# Instruction
Find every line of the listing below where "states" appears, and copy it.

# Raw records
□ □ □
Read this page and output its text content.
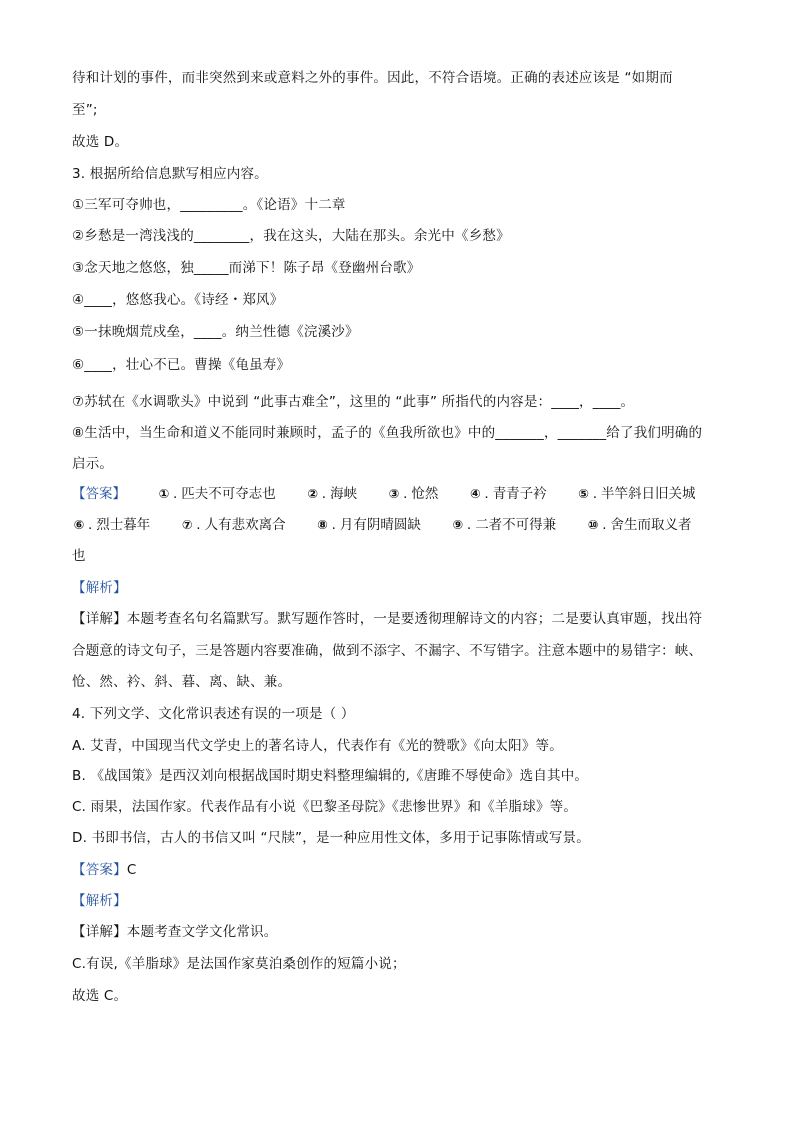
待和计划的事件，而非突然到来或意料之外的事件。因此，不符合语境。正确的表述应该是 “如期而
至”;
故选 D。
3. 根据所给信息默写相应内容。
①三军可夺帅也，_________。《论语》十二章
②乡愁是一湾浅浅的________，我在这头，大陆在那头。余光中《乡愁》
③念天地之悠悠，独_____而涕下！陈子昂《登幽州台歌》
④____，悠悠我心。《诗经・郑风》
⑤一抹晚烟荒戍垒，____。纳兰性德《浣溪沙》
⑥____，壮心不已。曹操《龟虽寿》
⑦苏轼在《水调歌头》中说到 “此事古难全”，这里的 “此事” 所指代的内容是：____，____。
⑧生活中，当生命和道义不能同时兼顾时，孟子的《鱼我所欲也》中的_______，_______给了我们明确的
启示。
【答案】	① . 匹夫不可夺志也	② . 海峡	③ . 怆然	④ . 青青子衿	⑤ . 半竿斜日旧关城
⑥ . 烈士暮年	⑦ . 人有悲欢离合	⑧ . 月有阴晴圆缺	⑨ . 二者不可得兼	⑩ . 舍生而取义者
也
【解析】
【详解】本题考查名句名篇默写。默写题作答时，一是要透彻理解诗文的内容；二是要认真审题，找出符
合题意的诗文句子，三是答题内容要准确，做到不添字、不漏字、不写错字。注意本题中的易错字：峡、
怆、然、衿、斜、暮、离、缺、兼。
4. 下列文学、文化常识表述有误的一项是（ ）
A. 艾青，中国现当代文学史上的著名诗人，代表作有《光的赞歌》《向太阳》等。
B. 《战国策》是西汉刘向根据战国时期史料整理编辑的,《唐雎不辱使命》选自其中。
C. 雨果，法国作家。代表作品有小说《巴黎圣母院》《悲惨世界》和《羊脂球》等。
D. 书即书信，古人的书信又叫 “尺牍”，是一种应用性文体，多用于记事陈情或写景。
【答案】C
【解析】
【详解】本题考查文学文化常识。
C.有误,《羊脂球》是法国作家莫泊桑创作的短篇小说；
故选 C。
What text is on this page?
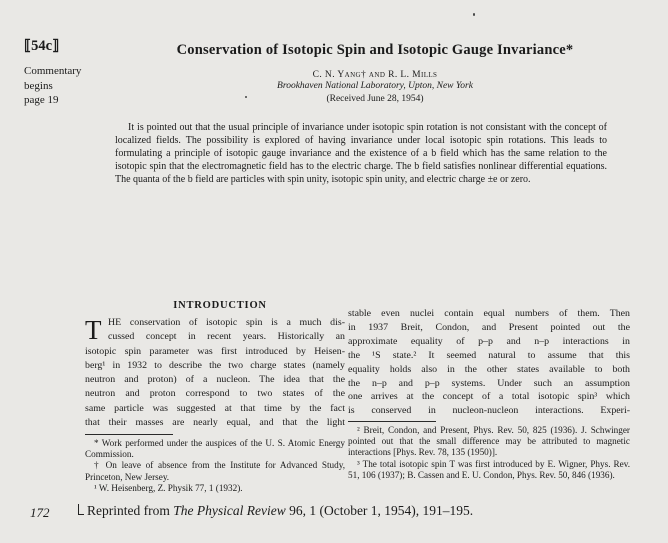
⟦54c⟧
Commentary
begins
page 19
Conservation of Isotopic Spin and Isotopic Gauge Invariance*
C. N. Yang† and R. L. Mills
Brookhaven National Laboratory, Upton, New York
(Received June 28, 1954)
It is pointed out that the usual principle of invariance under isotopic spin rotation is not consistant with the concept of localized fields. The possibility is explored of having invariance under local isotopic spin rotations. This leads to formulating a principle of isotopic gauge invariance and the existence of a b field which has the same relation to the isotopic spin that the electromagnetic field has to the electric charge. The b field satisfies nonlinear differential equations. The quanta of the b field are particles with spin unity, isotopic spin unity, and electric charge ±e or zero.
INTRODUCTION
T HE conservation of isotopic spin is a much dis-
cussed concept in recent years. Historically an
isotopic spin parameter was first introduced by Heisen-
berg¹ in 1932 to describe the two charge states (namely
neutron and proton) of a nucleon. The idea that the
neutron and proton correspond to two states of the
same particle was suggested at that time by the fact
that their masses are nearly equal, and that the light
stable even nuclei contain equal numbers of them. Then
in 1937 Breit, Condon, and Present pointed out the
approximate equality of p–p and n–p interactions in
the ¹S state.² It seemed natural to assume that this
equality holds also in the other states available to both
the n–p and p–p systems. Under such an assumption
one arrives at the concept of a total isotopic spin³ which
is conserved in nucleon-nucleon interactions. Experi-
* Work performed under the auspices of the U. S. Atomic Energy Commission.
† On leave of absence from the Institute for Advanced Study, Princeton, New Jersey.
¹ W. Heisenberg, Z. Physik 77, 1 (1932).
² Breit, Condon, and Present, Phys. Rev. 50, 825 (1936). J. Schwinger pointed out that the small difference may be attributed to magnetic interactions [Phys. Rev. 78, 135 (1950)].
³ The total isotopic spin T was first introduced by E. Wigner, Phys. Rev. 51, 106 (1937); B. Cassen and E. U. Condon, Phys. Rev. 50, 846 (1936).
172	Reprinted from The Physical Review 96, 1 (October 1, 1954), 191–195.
□ □ □
# Full solution
berg¹ in 1932 to describe the two charge states (namely
neutron and proton correspond to two states of the
equality holds also in the other states available to both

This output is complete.